Stated goal =>
Reproduce the entire listing word for word.
— Start Given information —
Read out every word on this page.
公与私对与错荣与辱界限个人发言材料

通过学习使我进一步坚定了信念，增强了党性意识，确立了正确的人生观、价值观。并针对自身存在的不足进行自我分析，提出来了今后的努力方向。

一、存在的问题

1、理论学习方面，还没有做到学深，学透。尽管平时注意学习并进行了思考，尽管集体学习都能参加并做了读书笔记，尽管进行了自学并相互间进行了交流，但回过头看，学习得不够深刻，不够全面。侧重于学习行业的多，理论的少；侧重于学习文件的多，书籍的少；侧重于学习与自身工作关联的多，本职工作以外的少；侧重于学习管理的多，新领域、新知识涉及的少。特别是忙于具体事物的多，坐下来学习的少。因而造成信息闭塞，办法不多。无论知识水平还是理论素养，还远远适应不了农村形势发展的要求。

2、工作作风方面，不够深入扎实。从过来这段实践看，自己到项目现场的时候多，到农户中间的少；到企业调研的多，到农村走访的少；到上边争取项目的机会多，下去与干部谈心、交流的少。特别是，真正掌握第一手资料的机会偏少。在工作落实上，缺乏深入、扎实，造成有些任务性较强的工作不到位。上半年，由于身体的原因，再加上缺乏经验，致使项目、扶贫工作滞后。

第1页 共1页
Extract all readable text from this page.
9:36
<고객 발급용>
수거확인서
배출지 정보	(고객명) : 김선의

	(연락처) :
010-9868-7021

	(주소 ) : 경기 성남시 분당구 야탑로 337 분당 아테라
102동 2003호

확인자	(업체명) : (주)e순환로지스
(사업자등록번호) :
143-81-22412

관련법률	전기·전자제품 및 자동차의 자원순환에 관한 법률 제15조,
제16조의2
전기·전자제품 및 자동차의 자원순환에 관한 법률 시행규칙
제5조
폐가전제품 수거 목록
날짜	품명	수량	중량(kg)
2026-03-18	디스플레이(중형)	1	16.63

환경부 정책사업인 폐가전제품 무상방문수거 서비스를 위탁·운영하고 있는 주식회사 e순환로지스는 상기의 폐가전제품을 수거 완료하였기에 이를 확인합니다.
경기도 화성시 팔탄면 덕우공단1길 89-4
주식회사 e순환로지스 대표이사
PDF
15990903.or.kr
— End Given information —
Task answer =>
Read out every word on this page.
公与私对与错荣与辱界限个人发言材料

通过学习使我进一步坚定了信念，增强了党性意识，确立了正确的人生观、价值观。并针对自身存在的不足进行自我分析，提出来了今后的努力方向。

一、存在的问题

1、理论学习方面，还没有做到学深，学透。尽管平时注意学习并进行了思考，尽管集体学习都能参加并做了读书笔记，尽管进行了自学并相互间进行了交流，但回过头看，学习得不够深刻，不够全面。侧重于学习行业的多，理论的少；侧重于学习文件的多，书籍的少；侧重于学习与自身工作关联的多，本职工作以外的少；侧重于学习管理的多，新领域、新知识涉及的少。特别是忙于具体事物的多，坐下来学习的少。因而造成信息闭塞，办法不多。无论知识水平还是理论素养，还远远适应不了农村形势发展的要求。

2、工作作风方面，不够深入扎实。从过来这段实践看，自己到项目现场的时候多，到农户中间的少；到企业调研的多，到农村走访的少；到上边争取项目的机会多，下去与干部谈心、交流的少。特别是，真正掌握第一手资料的机会偏少。在工作落实上，缺乏深入、扎实，造成有些任务性较强的工作不到位。上半年，由于身体的原因，再加上缺乏经验，致使项目、扶贫工作滞后。

第1页 共1页
Extract all readable text from this page.
9:36
<고객 발급용>
수거확인서
배출지 정보	(고객명) : 김선의

	(연락처) :
010-9868-7021

	(주소 ) : 경기 성남시 분당구 야탑로 337 분당 아테라
102동 2003호

확인자	(업체명) : (주)e순환로지스
(사업자등록번호) :
143-81-22412

관련법률	전기·전자제품 및 자동차의 자원순환에 관한 법률 제15조,
제16조의2
전기·전자제품 및 자동차의 자원순환에 관한 법률 시행규칙
제5조
폐가전제품 수거 목록
날짜	품명	수량	중량(kg)
2026-03-18	디스플레이(중형)	1	16.63

환경부 정책사업인 폐가전제품 무상방문수거 서비스를 위탁·운영하고 있는 주식회사 e순환로지스는 상기의 폐가전제품을 수거 완료하였기에 이를 확인합니다.
경기도 화성시 팔탄면 덕우공단1길 89-4
주식회사 e순환로지스 대표이사
PDF
15990903.or.kr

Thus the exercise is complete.